Supplied entries:
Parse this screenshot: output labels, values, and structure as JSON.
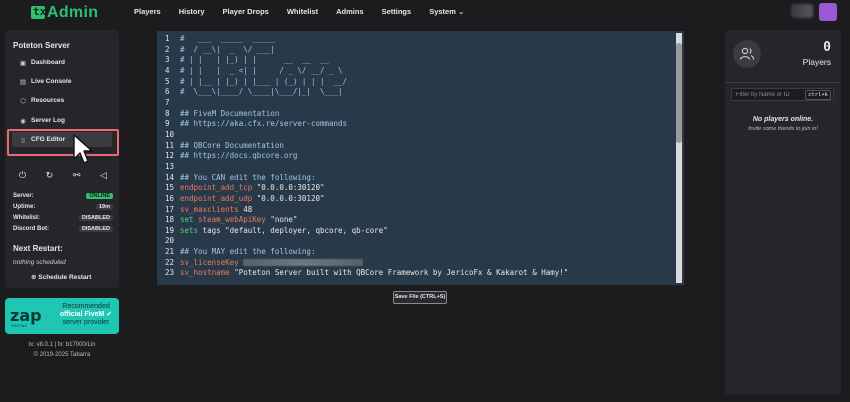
{
  "app": {
    "logo_icon": "tx",
    "logo_text": "Admin"
  },
  "nav": {
    "items": [
      "Players",
      "History",
      "Player Drops",
      "Whitelist",
      "Admins",
      "Settings",
      "System ⌄"
    ]
  },
  "sidebar": {
    "server_name": "Poteton Server",
    "items": [
      {
        "label": "Dashboard",
        "icon": "dashboard-icon"
      },
      {
        "label": "Live Console",
        "icon": "terminal-icon"
      },
      {
        "label": "Resources",
        "icon": "box-icon"
      },
      {
        "label": "Server Log",
        "icon": "eye-icon"
      },
      {
        "label": "CFG Editor",
        "icon": "file-icon"
      }
    ],
    "controls": [
      "power-off-icon",
      "restart-icon",
      "kick-icon",
      "megaphone-icon"
    ],
    "status": [
      {
        "key": "Server:",
        "value": "ONLINE",
        "color": "#2fbf71"
      },
      {
        "key": "Uptime:",
        "value": "19m"
      },
      {
        "key": "Whitelist:",
        "value": "DISABLED"
      },
      {
        "key": "Discord Bot:",
        "value": "DISABLED"
      }
    ],
    "next_restart_title": "Next Restart:",
    "next_restart_value": "nothing scheduled",
    "schedule_button": "Schedule Restart"
  },
  "ad": {
    "logo": "zap",
    "sub": "HOSTING",
    "line1": "Recommended",
    "line2": "official FiveM",
    "line3": "server provider"
  },
  "footer": {
    "version": "tx: v8.0.1 | fx: b17000/Lin",
    "copyright": "© 2019-2025 Tabarra"
  },
  "editor": {
    "lines": [
      {
        "n": "1",
        "parts": [
          [
            "cm",
            "#   ___  _____  _____"
          ]
        ]
      },
      {
        "n": "2",
        "parts": [
          [
            "cm",
            "#  / __\\|  _  \\/ ___|"
          ]
        ]
      },
      {
        "n": "3",
        "parts": [
          [
            "cm",
            "# | |   | |_) | |      __  __  __"
          ]
        ]
      },
      {
        "n": "4",
        "parts": [
          [
            "cm",
            "# | |   |  _ <| |     / _ \\/ __/ _ \\"
          ]
        ]
      },
      {
        "n": "5",
        "parts": [
          [
            "cm",
            "# | |__ | |_) | |___ | (_) | | |  __/"
          ]
        ]
      },
      {
        "n": "6",
        "parts": [
          [
            "cm",
            "#  \\___\\|____/ \\____|\\___/|_|  \\___|"
          ]
        ]
      },
      {
        "n": "7",
        "parts": []
      },
      {
        "n": "8",
        "parts": [
          [
            "cm",
            "## FiveM Documentation"
          ]
        ]
      },
      {
        "n": "9",
        "parts": [
          [
            "cm",
            "## https://aka.cfx.re/server-commands"
          ]
        ]
      },
      {
        "n": "10",
        "parts": []
      },
      {
        "n": "11",
        "parts": [
          [
            "cm",
            "## QBCore Documentation"
          ]
        ]
      },
      {
        "n": "12",
        "parts": [
          [
            "cm",
            "## https://docs.qbcore.org"
          ]
        ]
      },
      {
        "n": "13",
        "parts": []
      },
      {
        "n": "14",
        "parts": [
          [
            "cm",
            "## You CAN edit the following:"
          ]
        ]
      },
      {
        "n": "15",
        "parts": [
          [
            "kw",
            "endpoint_add_tcp "
          ],
          [
            "str",
            "\"0.0.0.0:30120\""
          ]
        ]
      },
      {
        "n": "16",
        "parts": [
          [
            "kw",
            "endpoint_add_udp "
          ],
          [
            "str",
            "\"0.0.0.0:30120\""
          ]
        ]
      },
      {
        "n": "17",
        "parts": [
          [
            "kw",
            "sv_maxclients "
          ],
          [
            "str",
            "48"
          ]
        ]
      },
      {
        "n": "18",
        "parts": [
          [
            "kg",
            "set "
          ],
          [
            "kw",
            "steam_webApiKey "
          ],
          [
            "str",
            "\"none\""
          ]
        ]
      },
      {
        "n": "19",
        "parts": [
          [
            "kg",
            "sets "
          ],
          [
            "str",
            "tags \"default, deployer, qbcore, qb-core\""
          ]
        ]
      },
      {
        "n": "20",
        "parts": []
      },
      {
        "n": "21",
        "parts": [
          [
            "cm",
            "## You MAY edit the following:"
          ]
        ]
      },
      {
        "n": "22",
        "parts": [
          [
            "kw",
            "sv_licenseKey "
          ],
          [
            "blur",
            ""
          ]
        ]
      },
      {
        "n": "23",
        "parts": [
          [
            "kw",
            "sv_hostname "
          ],
          [
            "str",
            "\"Poteton Server built with QBCore Framework by JericoFx & Kakarot & Hamy!\""
          ]
        ]
      }
    ]
  },
  "save_button": "Save File (CTRL+S)",
  "players": {
    "count": "0",
    "label": "Players",
    "filter_placeholder": "Filter by Name or ID",
    "filter_shortcut": "ctrl+k",
    "empty_title": "No players online.",
    "empty_sub": "Invite some friends to join in!"
  }
}
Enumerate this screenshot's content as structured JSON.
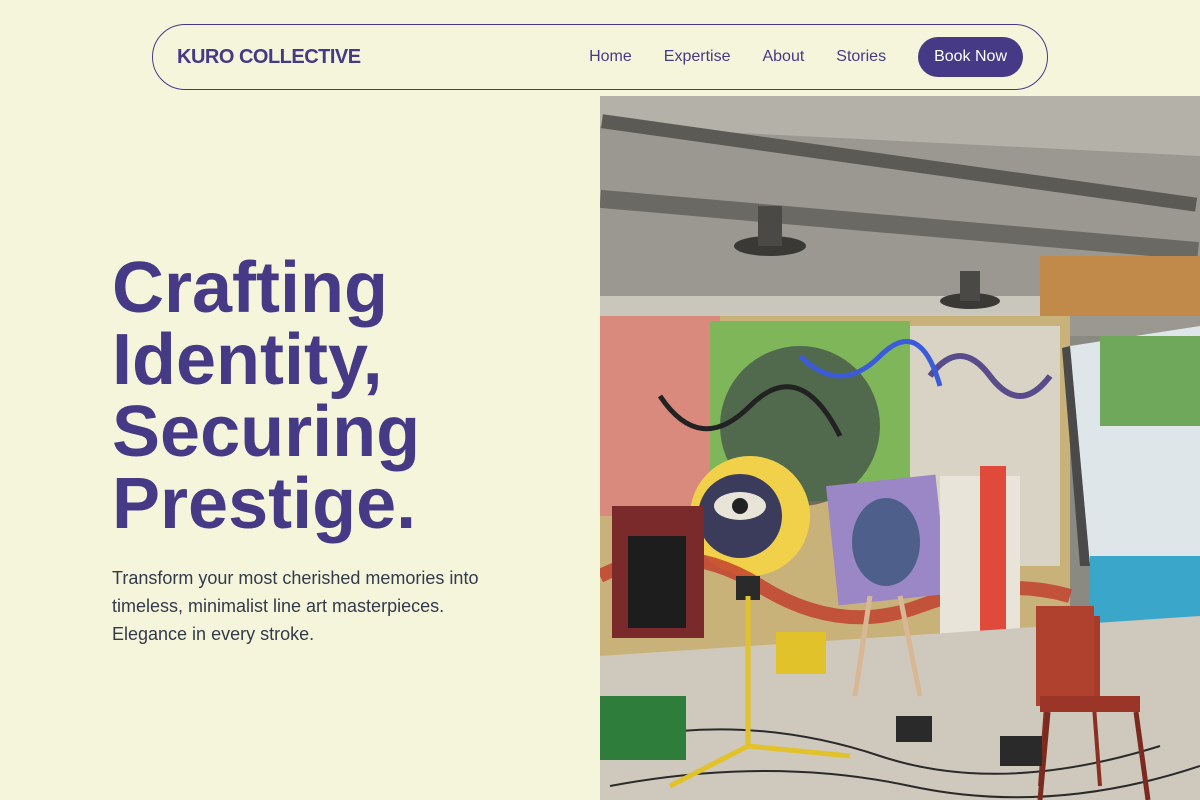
{
  "brand": "KURO COLLECTIVE",
  "nav": {
    "links": [
      "Home",
      "Expertise",
      "About",
      "Stories"
    ],
    "cta": "Book Now"
  },
  "hero": {
    "title_lines": [
      "Crafting",
      "Identity,",
      "Securing",
      "Prestige."
    ],
    "subtitle": "Transform your most cherished memories into timeless, minimalist line art masterpieces. Elegance in every stroke."
  },
  "image": {
    "description_icon": "art-studio-photo"
  },
  "colors": {
    "background": "#f5f5dc",
    "accent": "#463a86",
    "body_text": "#333a4a"
  }
}
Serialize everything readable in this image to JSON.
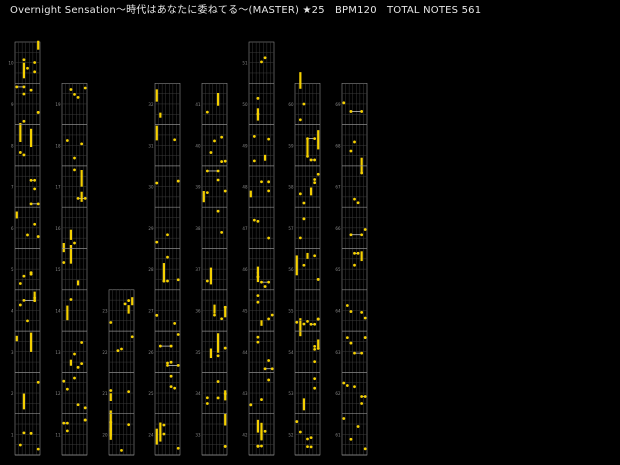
{
  "header": {
    "title": "Overnight Sensation～時代はあなたに委ねてる～(MASTER) ★25　BPM120　TOTAL NOTES 561"
  },
  "chart_data": {
    "type": "rhythm-game-score",
    "difficulty": "MASTER",
    "level": 25,
    "bpm": 120,
    "total_notes": 561,
    "lanes_per_column": 7,
    "colors": {
      "background": "#000000",
      "grid": "#3a3a3a",
      "measure_line": "#8a8a8a",
      "note": "#f5d000",
      "hold_bar": "#f5d000",
      "slide_line": "#ffffff",
      "label": "#8a8a8a"
    },
    "columns": [
      {
        "measure_labels": [
          "1",
          "2",
          "3",
          "4",
          "5",
          "6",
          "7",
          "8",
          "9",
          "10"
        ]
      },
      {
        "measure_labels": [
          "11",
          "12",
          "13",
          "14",
          "15",
          "16",
          "17",
          "18",
          "19"
        ]
      },
      {
        "measure_labels": [
          "20",
          "21",
          "22",
          "23"
        ]
      },
      {
        "measure_labels": [
          "24",
          "25",
          "26",
          "27",
          "28",
          "29",
          "30",
          "31",
          "32"
        ]
      },
      {
        "measure_labels": [
          "33",
          "34",
          "35",
          "36",
          "37",
          "38",
          "39",
          "40",
          "41"
        ]
      },
      {
        "measure_labels": [
          "42",
          "43",
          "44",
          "45",
          "46",
          "47",
          "48",
          "49",
          "50",
          "51"
        ]
      },
      {
        "measure_labels": [
          "52",
          "53",
          "54",
          "55",
          "56",
          "57",
          "58",
          "59",
          "60"
        ]
      },
      {
        "measure_labels": [
          "61",
          "62",
          "63",
          "64",
          "65",
          "66",
          "67",
          "68",
          "69"
        ]
      }
    ]
  }
}
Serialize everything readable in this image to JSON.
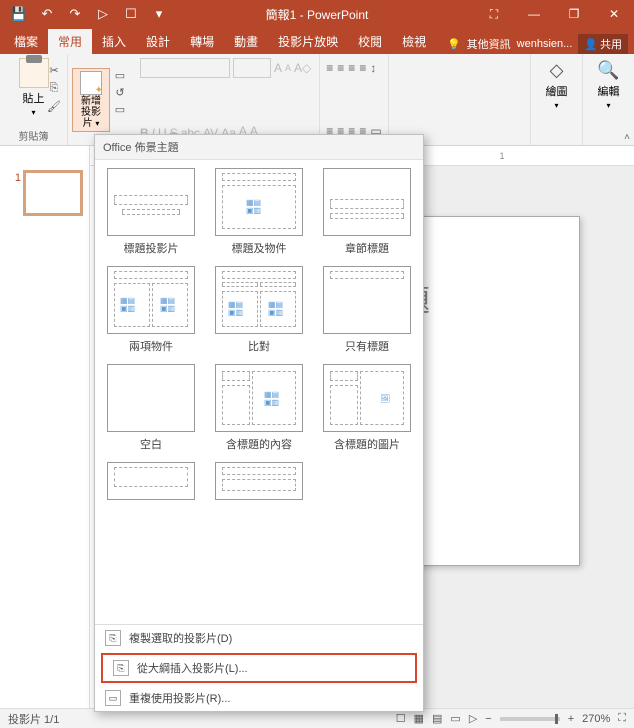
{
  "title_bar": {
    "document_title": "簡報1 - PowerPoint",
    "qat": {
      "save": "💾",
      "undo": "↶",
      "redo": "↷",
      "start": "▷",
      "touch": "☐"
    }
  },
  "window_controls": {
    "ribbon_opts": "⛶",
    "minimize": "—",
    "restore": "❐",
    "close": "✕"
  },
  "tabs": {
    "file": "檔案",
    "home": "常用",
    "insert": "插入",
    "design": "設計",
    "transitions": "轉場",
    "animations": "動畫",
    "slideshow": "投影片放映",
    "review": "校閱",
    "view": "檢視",
    "tell_me": "其他資訊",
    "user": "wenhsien...",
    "share": "共用"
  },
  "ribbon": {
    "clipboard": {
      "paste": "貼上",
      "label": "剪貼簿"
    },
    "slides": {
      "new_slide": "新增",
      "new_slide2": "投影片"
    },
    "font": {
      "bold": "B",
      "italic": "I",
      "underline": "U",
      "strike": "S",
      "shadow": "abc",
      "spacing": "AV",
      "clear": "Aa",
      "color_a": "A",
      "highlight_a": "A"
    },
    "paragraph": {
      "bullets": "≡",
      "numbers": "≡",
      "indent_dec": "≡",
      "indent_inc": "≡",
      "direction": "↕",
      "align_l": "≡",
      "align_c": "≡",
      "align_r": "≡",
      "columns": "≡",
      "convert": "▭"
    },
    "drawing": {
      "label": "繪圖",
      "icon": "◇"
    },
    "editing": {
      "label": "編輯",
      "icon": "🔍"
    }
  },
  "slide_panel": {
    "slide1_num": "1"
  },
  "canvas": {
    "title_placeholder": "增標題"
  },
  "gallery": {
    "header": "Office 佈景主題",
    "layouts": [
      {
        "name": "標題投影片"
      },
      {
        "name": "標題及物件"
      },
      {
        "name": "章節標題"
      },
      {
        "name": "兩項物件"
      },
      {
        "name": "比對"
      },
      {
        "name": "只有標題"
      },
      {
        "name": "空白"
      },
      {
        "name": "含標題的內容"
      },
      {
        "name": "含標題的圖片"
      }
    ],
    "row4": [
      {
        "name": ""
      },
      {
        "name": ""
      }
    ],
    "commands": {
      "duplicate": "複製選取的投影片(D)",
      "from_outline": "從大綱插入投影片(L)...",
      "reuse": "重複使用投影片(R)..."
    }
  },
  "status": {
    "slide_counter": "投影片 1/1",
    "lang": "",
    "notes": "☐",
    "view_normal": "▦",
    "view_sorter": "▤",
    "view_read": "▭",
    "view_show": "▷",
    "zoom": "270%",
    "fit": "⛶"
  },
  "ruler": {
    "mark": "1"
  },
  "chart_data": null
}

Exercise description:
Copy each line of the preceding data that contains the string "commands".

Solved problem:
            "## https://aka.cfx.re/server-commands"
    "commands": {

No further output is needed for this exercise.